• Instructions to follow:
Rewrite the part of the material that opens with the line containing "predicted-star-point xyxy=(655,403,668,416)" and closes with the line containing "measurement-point xyxy=(371,116,378,123)", substituting "paired-star-point" for each occurrence of "matched-star-point" and leaving everything else unchanged. Give only those lines.

• Provided data:
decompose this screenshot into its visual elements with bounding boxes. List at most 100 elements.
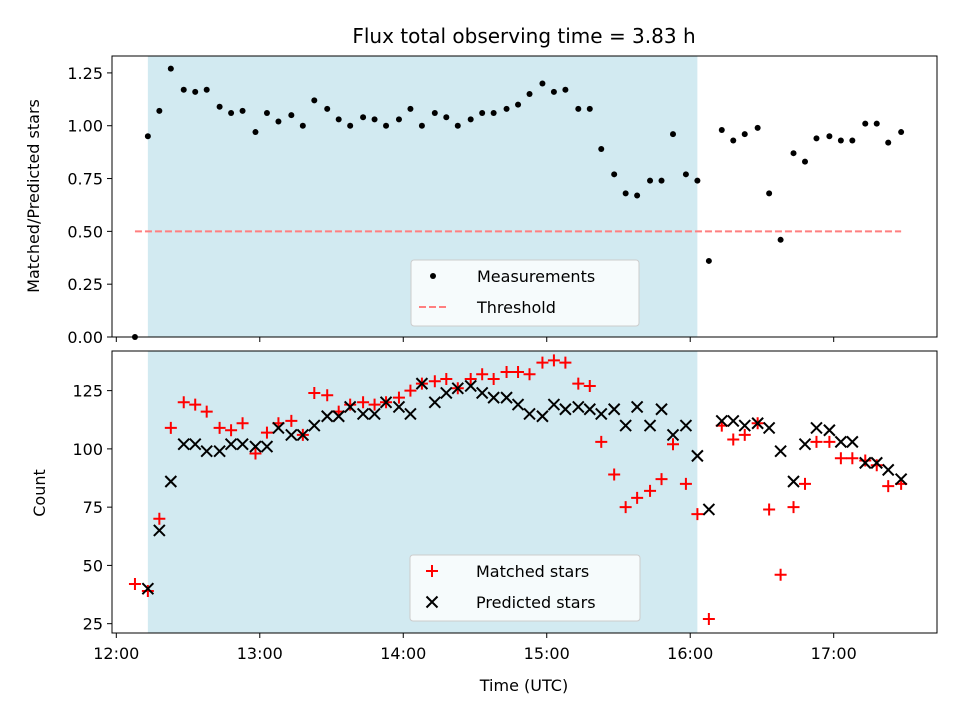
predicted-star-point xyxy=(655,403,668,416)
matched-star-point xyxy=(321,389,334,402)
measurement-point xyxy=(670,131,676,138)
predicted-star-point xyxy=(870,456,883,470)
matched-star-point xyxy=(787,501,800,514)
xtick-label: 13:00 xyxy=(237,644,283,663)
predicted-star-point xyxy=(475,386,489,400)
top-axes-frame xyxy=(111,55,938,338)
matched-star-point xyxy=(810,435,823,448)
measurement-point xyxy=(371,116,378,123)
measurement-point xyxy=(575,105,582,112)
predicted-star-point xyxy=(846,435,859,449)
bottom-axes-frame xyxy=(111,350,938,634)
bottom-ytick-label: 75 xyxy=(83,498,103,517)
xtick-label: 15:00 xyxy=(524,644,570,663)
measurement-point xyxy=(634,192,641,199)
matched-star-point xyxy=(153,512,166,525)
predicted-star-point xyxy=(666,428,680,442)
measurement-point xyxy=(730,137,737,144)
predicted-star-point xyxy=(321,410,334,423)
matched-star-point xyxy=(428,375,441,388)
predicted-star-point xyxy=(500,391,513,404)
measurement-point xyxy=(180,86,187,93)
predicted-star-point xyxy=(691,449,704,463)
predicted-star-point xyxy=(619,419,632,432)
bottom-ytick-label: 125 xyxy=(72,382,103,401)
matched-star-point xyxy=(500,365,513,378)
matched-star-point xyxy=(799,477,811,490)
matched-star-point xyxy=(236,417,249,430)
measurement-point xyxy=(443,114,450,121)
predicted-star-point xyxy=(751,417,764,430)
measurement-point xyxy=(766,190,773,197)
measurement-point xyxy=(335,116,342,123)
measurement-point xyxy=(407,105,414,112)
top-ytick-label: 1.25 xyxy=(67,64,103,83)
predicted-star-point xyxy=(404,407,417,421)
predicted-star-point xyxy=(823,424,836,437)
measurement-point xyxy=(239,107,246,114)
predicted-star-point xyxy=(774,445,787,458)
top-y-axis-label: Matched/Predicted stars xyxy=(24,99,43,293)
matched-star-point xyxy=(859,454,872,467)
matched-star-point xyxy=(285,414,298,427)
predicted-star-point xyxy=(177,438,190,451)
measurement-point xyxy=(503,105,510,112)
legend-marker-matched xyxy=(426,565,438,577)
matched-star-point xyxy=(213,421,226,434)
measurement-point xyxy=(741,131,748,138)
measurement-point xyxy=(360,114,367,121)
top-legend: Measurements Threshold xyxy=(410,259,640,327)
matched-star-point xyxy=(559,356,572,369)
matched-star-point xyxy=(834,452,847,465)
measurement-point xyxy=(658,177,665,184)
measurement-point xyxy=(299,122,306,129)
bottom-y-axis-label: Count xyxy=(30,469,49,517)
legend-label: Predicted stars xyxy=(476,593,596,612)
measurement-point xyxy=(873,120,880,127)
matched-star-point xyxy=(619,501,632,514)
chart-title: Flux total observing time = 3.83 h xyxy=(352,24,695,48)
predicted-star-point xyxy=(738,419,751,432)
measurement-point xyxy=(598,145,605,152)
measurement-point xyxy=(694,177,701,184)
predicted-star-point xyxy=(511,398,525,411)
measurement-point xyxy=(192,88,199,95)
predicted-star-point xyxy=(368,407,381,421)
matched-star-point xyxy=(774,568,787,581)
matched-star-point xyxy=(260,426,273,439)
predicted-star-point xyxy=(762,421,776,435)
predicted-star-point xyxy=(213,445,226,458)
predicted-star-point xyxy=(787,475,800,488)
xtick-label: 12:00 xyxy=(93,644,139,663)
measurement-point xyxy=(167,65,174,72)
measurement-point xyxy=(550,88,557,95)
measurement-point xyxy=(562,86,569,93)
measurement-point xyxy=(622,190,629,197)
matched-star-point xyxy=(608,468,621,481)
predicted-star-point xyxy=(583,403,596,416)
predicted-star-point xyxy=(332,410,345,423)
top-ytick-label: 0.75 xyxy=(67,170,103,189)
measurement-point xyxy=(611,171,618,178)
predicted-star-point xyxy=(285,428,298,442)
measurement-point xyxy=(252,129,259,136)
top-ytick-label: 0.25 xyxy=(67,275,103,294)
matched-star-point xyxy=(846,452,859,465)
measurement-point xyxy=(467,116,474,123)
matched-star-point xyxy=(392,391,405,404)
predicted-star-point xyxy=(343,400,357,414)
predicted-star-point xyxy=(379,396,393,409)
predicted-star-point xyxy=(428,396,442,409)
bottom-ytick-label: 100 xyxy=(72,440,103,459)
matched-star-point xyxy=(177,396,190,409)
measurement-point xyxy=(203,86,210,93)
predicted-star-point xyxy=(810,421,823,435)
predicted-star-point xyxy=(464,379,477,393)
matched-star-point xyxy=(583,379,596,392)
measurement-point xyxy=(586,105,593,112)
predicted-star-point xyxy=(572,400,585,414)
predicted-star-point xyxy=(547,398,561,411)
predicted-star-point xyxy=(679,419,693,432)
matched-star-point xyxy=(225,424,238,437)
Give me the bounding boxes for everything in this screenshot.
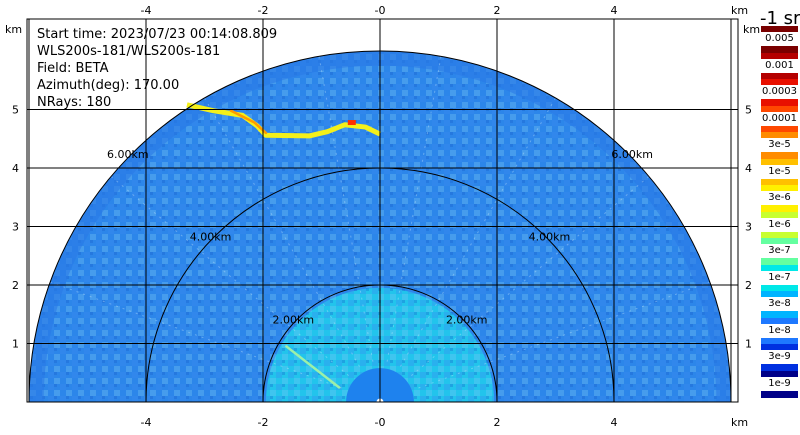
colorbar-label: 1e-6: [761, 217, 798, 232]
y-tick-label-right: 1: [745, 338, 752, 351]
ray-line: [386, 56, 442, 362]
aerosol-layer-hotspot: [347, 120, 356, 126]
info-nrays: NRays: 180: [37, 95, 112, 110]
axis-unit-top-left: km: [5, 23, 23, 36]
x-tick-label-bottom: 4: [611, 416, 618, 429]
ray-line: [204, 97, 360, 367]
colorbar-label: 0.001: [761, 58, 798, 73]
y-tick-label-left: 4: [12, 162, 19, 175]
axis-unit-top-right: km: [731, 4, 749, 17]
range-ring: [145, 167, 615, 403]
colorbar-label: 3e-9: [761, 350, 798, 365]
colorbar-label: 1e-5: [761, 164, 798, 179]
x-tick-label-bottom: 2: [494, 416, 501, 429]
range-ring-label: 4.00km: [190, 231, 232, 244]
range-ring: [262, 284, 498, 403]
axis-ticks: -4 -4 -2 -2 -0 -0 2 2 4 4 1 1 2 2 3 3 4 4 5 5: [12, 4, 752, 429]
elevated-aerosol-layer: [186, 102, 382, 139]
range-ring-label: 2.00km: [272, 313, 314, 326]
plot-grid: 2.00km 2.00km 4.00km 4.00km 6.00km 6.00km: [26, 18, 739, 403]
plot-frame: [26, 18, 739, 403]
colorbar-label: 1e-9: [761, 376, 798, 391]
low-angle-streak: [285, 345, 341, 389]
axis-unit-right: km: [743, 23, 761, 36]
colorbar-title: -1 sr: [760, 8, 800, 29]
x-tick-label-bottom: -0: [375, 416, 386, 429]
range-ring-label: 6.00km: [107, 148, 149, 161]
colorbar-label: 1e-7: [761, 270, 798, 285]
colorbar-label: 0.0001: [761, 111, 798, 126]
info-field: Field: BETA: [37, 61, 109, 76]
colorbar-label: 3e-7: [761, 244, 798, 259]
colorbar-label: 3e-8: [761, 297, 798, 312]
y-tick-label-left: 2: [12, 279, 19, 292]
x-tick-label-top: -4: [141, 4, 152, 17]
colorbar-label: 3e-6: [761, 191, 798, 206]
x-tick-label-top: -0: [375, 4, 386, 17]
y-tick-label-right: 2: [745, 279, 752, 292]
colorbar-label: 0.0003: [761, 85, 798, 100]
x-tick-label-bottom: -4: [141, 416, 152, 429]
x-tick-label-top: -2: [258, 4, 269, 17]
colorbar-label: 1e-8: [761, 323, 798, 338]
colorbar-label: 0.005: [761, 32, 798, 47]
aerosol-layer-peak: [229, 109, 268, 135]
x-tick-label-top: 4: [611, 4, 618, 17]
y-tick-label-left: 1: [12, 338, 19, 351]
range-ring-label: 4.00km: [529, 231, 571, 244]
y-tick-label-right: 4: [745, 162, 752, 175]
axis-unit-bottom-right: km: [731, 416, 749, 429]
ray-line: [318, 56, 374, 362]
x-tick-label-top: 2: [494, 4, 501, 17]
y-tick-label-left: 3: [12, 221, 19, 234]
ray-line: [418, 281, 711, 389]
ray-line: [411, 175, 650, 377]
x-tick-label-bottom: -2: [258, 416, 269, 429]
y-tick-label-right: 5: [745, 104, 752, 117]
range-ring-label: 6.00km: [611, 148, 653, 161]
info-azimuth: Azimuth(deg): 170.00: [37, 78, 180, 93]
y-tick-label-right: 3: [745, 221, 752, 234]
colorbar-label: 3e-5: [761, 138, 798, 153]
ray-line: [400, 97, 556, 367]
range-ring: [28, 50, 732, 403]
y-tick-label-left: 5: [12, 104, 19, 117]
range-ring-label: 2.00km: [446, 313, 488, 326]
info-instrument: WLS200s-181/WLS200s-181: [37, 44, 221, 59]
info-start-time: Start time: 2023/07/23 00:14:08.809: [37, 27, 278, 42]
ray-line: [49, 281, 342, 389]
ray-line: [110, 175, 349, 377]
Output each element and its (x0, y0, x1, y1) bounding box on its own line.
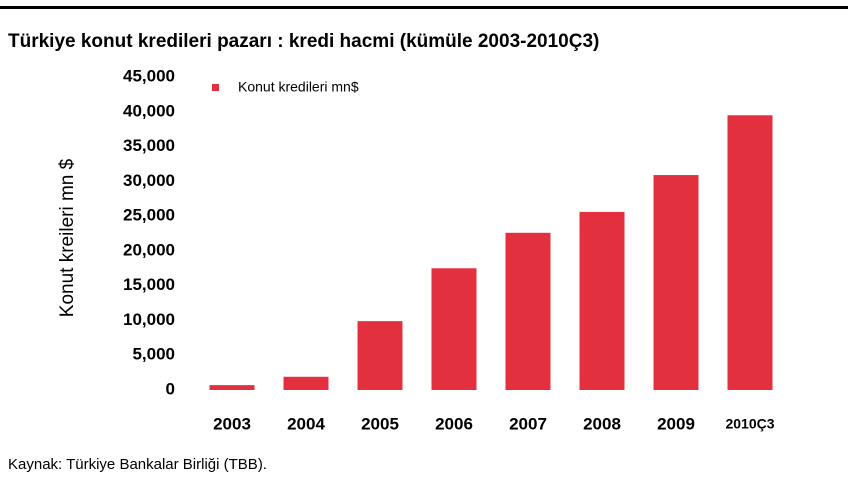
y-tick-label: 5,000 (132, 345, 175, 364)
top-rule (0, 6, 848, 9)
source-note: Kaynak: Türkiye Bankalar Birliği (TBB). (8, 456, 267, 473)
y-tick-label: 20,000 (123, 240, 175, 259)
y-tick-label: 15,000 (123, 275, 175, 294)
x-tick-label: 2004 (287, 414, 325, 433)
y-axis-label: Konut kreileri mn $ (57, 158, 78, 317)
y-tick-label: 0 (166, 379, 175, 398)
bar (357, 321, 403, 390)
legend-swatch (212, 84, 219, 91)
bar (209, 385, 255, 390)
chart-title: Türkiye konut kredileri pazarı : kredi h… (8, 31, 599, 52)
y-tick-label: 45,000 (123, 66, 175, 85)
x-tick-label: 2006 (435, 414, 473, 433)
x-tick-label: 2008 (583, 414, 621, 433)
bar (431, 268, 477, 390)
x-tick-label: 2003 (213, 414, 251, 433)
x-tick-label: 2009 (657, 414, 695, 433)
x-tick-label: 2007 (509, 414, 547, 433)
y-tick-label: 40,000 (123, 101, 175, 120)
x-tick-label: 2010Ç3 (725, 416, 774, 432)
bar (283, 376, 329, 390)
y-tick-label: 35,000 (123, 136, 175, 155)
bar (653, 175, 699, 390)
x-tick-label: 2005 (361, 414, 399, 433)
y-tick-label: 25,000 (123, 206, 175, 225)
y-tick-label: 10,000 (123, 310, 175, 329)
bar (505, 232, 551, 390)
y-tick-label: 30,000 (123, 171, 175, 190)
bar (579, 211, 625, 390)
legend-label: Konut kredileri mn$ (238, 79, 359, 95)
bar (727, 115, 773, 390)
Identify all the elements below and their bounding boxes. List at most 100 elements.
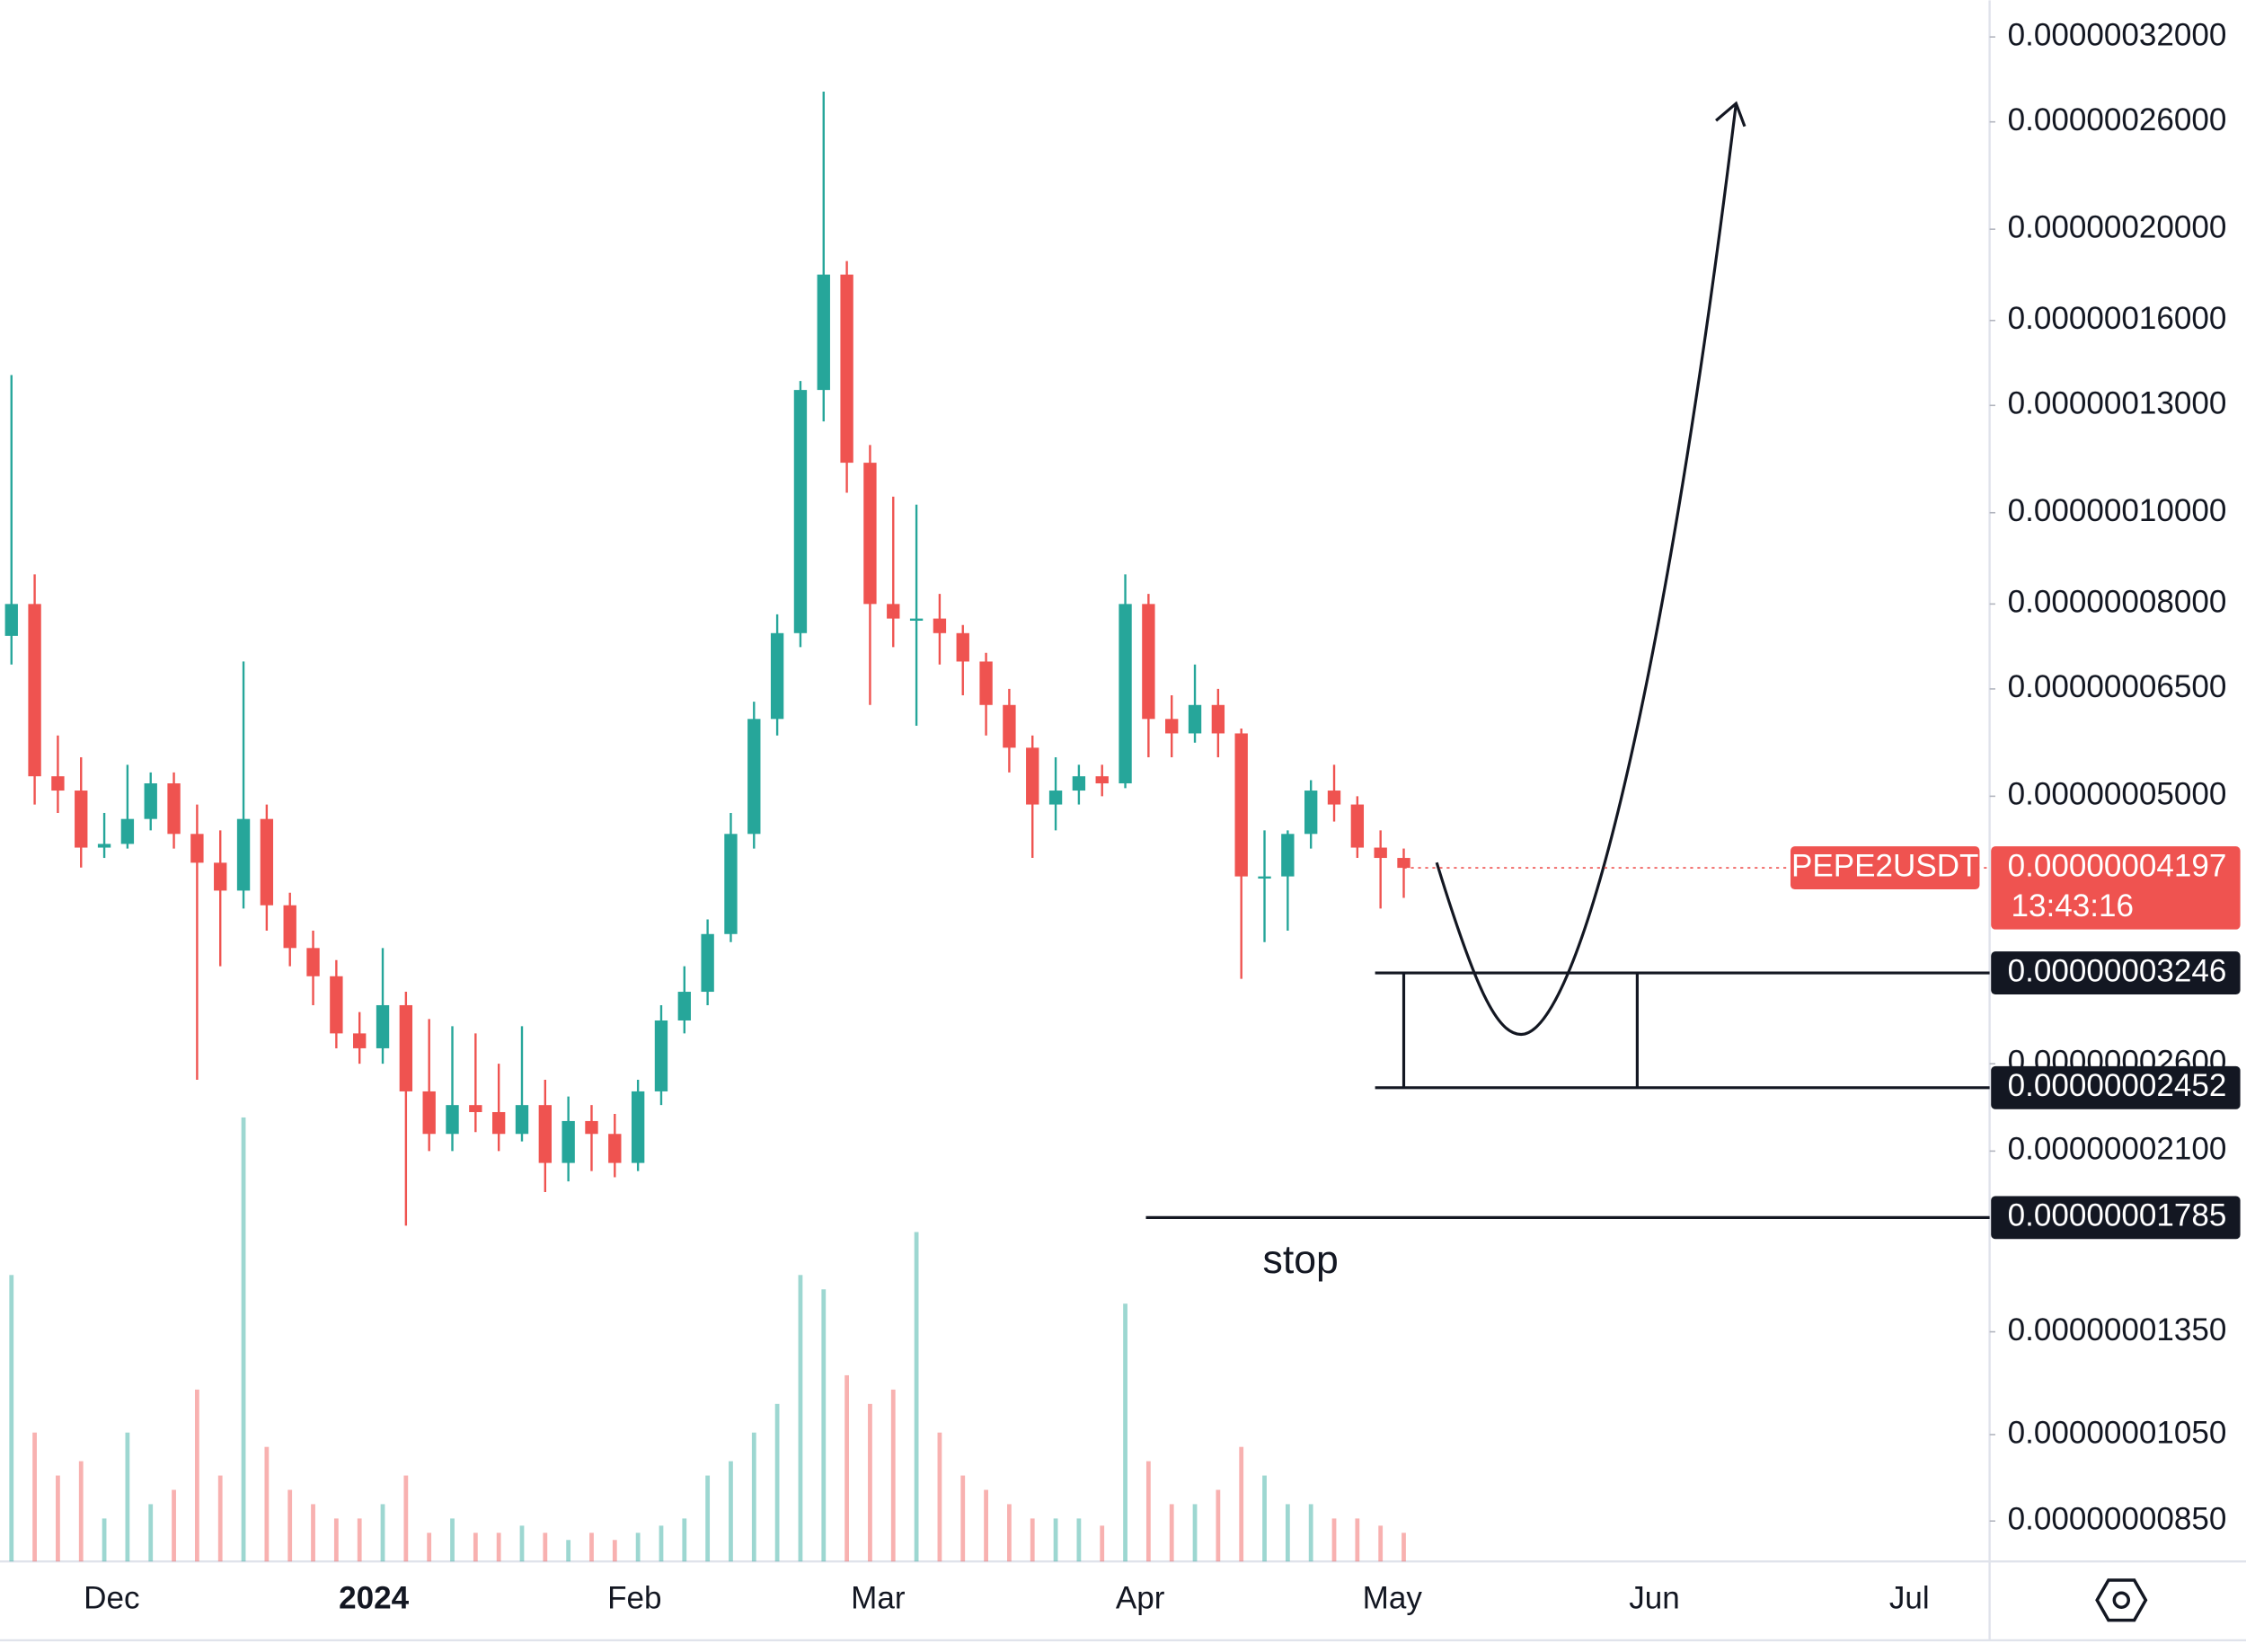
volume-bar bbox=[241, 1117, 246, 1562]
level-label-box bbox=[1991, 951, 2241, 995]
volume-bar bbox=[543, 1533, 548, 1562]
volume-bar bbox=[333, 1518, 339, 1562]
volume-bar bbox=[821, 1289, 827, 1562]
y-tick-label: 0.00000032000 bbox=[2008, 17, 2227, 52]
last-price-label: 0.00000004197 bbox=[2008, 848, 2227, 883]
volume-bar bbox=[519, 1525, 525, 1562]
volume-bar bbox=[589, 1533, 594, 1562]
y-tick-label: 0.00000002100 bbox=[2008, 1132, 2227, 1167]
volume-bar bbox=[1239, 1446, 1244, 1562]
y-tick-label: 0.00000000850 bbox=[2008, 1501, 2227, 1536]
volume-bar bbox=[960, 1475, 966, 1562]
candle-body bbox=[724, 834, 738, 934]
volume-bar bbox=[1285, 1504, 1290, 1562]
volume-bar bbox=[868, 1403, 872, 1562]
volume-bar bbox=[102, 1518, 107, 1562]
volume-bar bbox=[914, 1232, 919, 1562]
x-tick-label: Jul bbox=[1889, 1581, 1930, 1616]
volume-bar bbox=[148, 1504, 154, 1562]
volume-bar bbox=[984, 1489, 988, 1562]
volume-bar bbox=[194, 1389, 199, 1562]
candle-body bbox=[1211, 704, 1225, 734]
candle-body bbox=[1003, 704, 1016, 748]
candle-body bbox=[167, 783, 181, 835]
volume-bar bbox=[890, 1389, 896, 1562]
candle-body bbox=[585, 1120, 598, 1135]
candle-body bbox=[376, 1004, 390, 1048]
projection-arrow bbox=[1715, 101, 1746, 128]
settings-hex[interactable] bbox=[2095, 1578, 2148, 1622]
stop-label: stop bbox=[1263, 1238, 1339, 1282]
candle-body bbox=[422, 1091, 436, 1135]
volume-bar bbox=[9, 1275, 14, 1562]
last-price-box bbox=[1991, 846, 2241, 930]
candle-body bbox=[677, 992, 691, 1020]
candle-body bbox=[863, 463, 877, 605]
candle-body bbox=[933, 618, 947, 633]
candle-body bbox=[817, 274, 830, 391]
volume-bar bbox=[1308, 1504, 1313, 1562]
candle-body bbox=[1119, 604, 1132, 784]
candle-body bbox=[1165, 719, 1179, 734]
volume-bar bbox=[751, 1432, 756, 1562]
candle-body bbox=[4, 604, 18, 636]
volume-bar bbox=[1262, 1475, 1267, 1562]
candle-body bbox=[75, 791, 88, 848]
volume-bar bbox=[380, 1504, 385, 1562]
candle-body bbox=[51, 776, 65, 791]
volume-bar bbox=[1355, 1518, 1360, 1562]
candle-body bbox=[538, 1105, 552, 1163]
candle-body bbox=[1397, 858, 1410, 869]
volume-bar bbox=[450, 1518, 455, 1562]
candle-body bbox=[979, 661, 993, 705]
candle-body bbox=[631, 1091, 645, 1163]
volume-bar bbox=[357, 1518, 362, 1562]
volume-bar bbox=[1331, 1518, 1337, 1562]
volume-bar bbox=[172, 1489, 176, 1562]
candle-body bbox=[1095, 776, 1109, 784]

• Solution below:
predicted-star-point xyxy=(655,403,668,416)
paired-star-point xyxy=(321,389,334,402)
measurement-point xyxy=(670,131,676,138)
predicted-star-point xyxy=(870,456,883,470)
paired-star-point xyxy=(787,501,800,514)
xtick-label: 13:00 xyxy=(237,644,283,663)
predicted-star-point xyxy=(475,386,489,400)
top-axes-frame xyxy=(111,55,938,338)
paired-star-point xyxy=(810,435,823,448)
measurement-point xyxy=(371,116,378,123)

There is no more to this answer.